• Text excerpt:
It can have multiple catch after try block such that we can catch multiple Exceptions. If We want to handle Specific Exception, It can be done by replacing Exception with Specific Exception or Custom Exception. eg. ArithmeticException

It’s always good idea to have Exception as last catch Block, because in any case if Exception is not handled with Specific Exception then It would be handle by Exception which is Super class of all the Exception.

Object => Throwable => Error, Exceptions.

Throw

It is used to throw Exception manually.

try {
    int a = 10;
    int b = 20;
    if(b == 0) {
        throw new ArithmeticException("Can't Divide by Zero");
    }
    int c = a / b;
} catch (Exception e) {
    System.out.println("Exception Thrown!");
}

Custom Exception

All the Exceptions are thrown with It’s super class called Exception. So, in order to have our custom exception we are required to extends Exception or RuntimeException Class.

class MyException extends RuntimeException {
    public MyException(String message) {
        super(message);
    }
}

Now we can throw our Custom Exception as throw new MyException("Invalid Stuff");

Throws

Throws is used to let parent method handle the Exception.

void show() throws Exception {
    // Hey Parent, Handle my Exception
}

Any Exception thrown in above method will be handle by It’s Parent Method. It’s possible to handle chain of throws and the root method will handle the Exception.

Try with Resources

Sometimes We need to close the resource we are working with. eg. SQL Connection, FileDescriptor etc.

We can make use of finally block which will always execute no matter Exception occurs or not. but There is a better way.

// Using Finally Block
try {
    // Open SQL Connection
} catch(SQLException e) {
    // Handle Exception while opening connection
} finally {
    // Close SQL Connection
}

// Using try() Syntax
try(/*Open SQL Connection*/) {

} catch() {

}

If We use try() syntax then we don’t need to close the connection manually. It will get close automatically.

Threads

A Thread is a lightweight process. There are couple of ways to create threads in Java.

class A extends Thread {
    public void run() {

    }
}
class B extends Thread {
    public void run() {

    }
}

class Main {
    public static void main(String []args) {
        A obj1 = new A();
        obj1.start();

        B obj2 = new B();
        obj2.start();
    }
}

Thread also has some priority which is between 1 to 10. The Default Priority of Thread is 5. It’s changeable too.

obj1.setPriority(9);

For setting Maximum Priority we can use Thread.MAX_PRIORITY and for minimum priority Thread.MIN_PRIORITY.

We can also make the thread sleep with Thread.sleep(100); The Thread will sleep for 100 Milliseconds.

Thread using Runnable

class A implements Runnable {
    public void run() {

    }
}

class B implements Runnable {
    public void run() {

    }
}

class Main {
    public static void main(String []args) {
        A obj1 = new A();
        B obj2 = new B();

        Thread t1 = new Thread(obj1);
        Thread t2 = new Thread(obj2);
        t1.start();
        t2.start();
    }
}

Race Condition

While working with Thread There might be condition where multiple threads are in race to access the resource and eventually leads to infinity waiting that is called Race Condition.

• Task requirements:
1. Answer these from the Java exceptions and threads text:
(a) Which classes does the text say a custom exception must extend?
(b) What is the default priority of a thread?
(c) For how long does Thread.sleep(100); make the thread sleep?
2. Continue the Java exceptions and threads text from the point where it stops.

• Material:

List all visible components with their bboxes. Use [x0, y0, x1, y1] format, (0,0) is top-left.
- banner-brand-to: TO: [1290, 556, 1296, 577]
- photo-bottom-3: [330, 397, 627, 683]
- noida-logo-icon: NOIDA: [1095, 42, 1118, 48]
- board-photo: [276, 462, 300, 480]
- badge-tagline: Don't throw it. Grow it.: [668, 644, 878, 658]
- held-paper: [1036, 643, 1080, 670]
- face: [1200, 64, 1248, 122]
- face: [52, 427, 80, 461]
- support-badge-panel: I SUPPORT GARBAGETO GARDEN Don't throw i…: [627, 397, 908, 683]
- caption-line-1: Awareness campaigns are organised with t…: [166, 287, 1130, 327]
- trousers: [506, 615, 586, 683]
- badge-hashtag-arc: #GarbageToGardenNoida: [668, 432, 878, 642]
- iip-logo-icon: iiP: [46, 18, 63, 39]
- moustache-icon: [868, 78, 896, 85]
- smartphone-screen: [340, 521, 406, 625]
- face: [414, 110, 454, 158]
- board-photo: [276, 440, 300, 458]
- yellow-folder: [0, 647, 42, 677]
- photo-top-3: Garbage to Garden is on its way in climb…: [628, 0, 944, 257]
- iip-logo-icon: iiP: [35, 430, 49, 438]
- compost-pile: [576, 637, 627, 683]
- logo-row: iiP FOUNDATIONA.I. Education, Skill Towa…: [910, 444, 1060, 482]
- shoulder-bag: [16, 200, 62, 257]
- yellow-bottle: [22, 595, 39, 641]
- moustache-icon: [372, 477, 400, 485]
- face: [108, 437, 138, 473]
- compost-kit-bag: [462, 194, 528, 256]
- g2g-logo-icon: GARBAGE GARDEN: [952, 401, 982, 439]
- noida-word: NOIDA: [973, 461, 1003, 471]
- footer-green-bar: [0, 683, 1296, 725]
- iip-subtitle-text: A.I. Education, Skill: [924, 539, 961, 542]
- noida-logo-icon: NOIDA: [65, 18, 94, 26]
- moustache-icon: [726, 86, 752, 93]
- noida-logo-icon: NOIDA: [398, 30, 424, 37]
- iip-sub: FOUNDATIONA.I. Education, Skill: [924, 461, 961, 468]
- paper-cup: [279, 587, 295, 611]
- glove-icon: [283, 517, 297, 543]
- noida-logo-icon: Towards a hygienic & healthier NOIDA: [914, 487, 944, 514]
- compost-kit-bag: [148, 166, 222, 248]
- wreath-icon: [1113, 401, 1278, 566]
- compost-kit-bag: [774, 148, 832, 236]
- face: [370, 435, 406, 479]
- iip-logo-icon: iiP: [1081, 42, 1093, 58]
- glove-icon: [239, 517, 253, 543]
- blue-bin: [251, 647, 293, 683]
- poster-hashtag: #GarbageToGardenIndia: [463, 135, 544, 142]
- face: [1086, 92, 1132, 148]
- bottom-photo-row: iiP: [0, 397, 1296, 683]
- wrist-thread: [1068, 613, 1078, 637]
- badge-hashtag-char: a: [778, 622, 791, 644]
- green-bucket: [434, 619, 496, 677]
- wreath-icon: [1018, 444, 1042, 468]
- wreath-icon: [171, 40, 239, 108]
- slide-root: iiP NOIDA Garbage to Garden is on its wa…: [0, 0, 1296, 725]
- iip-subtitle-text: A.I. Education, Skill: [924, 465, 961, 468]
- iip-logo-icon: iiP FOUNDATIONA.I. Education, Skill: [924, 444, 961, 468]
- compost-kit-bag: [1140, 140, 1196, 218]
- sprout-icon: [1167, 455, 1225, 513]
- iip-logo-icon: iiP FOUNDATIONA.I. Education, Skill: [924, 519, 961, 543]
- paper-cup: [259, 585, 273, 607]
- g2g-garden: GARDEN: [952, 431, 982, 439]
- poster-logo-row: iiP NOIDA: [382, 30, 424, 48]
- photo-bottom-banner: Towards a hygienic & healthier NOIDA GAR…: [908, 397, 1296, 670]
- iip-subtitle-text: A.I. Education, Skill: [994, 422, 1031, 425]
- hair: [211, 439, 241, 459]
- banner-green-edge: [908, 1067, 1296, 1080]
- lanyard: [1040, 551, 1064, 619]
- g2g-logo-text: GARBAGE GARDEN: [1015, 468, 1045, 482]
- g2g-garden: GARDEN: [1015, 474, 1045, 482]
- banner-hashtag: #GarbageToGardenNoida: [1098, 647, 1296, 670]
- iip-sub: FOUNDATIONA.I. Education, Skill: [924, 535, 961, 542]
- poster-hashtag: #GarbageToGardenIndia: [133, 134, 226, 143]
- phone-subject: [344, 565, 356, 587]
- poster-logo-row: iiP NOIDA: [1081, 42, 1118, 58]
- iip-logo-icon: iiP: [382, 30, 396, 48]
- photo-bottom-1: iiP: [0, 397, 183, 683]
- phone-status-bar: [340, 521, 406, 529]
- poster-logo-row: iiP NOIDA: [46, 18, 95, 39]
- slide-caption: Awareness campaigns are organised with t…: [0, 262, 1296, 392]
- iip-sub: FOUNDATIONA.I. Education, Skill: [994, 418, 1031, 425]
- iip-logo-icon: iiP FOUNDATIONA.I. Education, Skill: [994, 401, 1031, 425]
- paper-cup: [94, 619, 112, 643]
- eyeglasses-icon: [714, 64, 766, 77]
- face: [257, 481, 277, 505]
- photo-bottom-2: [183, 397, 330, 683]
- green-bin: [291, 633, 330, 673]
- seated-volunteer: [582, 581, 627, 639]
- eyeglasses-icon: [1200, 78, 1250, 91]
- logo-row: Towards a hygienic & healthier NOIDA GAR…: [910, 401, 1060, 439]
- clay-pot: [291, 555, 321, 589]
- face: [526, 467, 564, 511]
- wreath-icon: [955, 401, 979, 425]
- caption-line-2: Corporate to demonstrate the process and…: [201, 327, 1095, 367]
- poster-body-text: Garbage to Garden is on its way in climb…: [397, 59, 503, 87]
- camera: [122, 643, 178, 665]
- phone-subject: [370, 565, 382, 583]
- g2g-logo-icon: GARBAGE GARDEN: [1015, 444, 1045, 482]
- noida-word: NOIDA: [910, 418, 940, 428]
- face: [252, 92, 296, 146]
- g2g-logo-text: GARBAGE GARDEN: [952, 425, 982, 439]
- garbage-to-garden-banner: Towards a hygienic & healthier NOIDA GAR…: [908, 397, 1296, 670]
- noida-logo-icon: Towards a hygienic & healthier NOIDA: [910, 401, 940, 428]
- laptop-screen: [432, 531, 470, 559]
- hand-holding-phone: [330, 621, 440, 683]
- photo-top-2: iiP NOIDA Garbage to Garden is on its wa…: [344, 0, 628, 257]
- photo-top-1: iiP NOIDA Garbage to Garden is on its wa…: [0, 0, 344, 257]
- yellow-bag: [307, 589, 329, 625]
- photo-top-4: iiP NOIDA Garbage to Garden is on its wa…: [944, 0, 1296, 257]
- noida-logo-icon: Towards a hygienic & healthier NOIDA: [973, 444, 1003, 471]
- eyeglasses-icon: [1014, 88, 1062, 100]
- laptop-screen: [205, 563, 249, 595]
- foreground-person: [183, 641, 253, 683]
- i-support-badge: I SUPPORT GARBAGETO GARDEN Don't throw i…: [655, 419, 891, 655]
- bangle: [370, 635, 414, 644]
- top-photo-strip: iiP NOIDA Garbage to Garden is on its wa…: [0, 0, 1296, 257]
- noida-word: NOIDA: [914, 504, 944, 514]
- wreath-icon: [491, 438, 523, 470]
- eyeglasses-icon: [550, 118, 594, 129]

• Results for the exercise:
1.
(a) Exception or RuntimeException.
(b) 5.
(c) 100 milliseconds.

2.
We might loose the data while working with same resources with multiple threads.

We use synchronized keyword to Race Condition this problem.

class Counter {
    private int count = 0;
    public synchronized void increment() {
        count++;
    }
}

Collections

Collections in java provides architecture to store and work with different types of objects. It provides many interfaces like ArrayList, List, Stack, Queue, Priority Queue, Tree, HashSet, Set, Map etc.

• List: ArrayList, LinkedList
• Queue: DeQueue
• Set: HashSet, LinkedHashSet
• Map: HashMap

List Example

Collection<Integer> nums = new ArrayList<Integer>();
List<Integer> numList= new ArrayList<Integer>();

Set Example

Set<Integer> numSet = new HashSet<Integer>();
// for sorted list
Set<Integer> numSetSorted = new TreeSet<Integer>();

while(numSet.hasNext()){
    System.out.println(numSet.next());
}

Map Example

Map<String, Integer> data = new HashMap<String, Integer>();
data.put("Om", 20);
System.out.println(data.get("Om")); // 20
System.out.println(data.keySet()); // [Om, ...]

// for sorted Data
List<Integer> numList = ArrayList<Integer>();
Collection.sort(numList);
// OR
Collection.sort(numList, com); // custom compare function

Example of custom Comparator Function

Comparator<Integer> com = new Comparator<Integer>() {
    public int compare (Integer i , Integer j) {
        if (i % 10 > j % 10) {
            return true;
        } else {
            return false;
        }
    }
}

Stream API

While using Collection sometimes we have to perform some Operations on our Collection. We can use loops to iterate the Collection and perform the actions on the Collection, but It makes code unreadable and messy, for better readability and easy to work on we can apply Stream on the Collections.

We can add a layer as filters, map or reduce and add some terminal operations at the end to access the applied result.

To Print the ArrayList

List<Integer> num = new ArrayList<Integer>();
num.add(5);
num.add(3);
num.add(6);
num.forEach(n -> System.out.println(n));

Consumers

It is used to accept the result and it can call when we run accept method of the consumer.

Consumer<List<Integer>> listNumber = listOfInt -> {
    for(Integer i: listOfInt) {
        System.out.println(i);
    }
}

listNumber.accept(Array.asList(1,2,3,4));

andThen() of Consumer

Consumer<List<Integer>> listNumber1 = listOfInt -> {
    for(Integer i: listOfInt) {
        System.out.println(i);
    }
}

Consumer<List<Integer>> listNumber2 = listOfInt -> {
    for(Integer i: listOfInt) {
        System.out.println(i + 1);
    }
}

listNumber1.andThen(listNumber2).accept(Array.asList(1,2,3,4));

First it will run listNumber1 then It runs listNumber2 with given List.

Stream can only be used once. Once you use it, It will get expired but It’s possible to convert existing stream to the new Stream, as like wise we can perform multiple nested operations.

List<Integer> numList = new ArrayList<Integer>();
Stream<Integer> s1 = numList.stream();
Stream<Integer> s2 = s1.filter(n -> n % 10);
// can't use s1 any more

Once s1 is used, we can’t use s1 any more but we can create another stream out of it which is s2 and can s2 further.

Alternatively we can use . operator to perform multiple operation within one stream.

int result = nums.stream()
    .filter(n -> n % 2 == 0)
    .map(n -> n * 2)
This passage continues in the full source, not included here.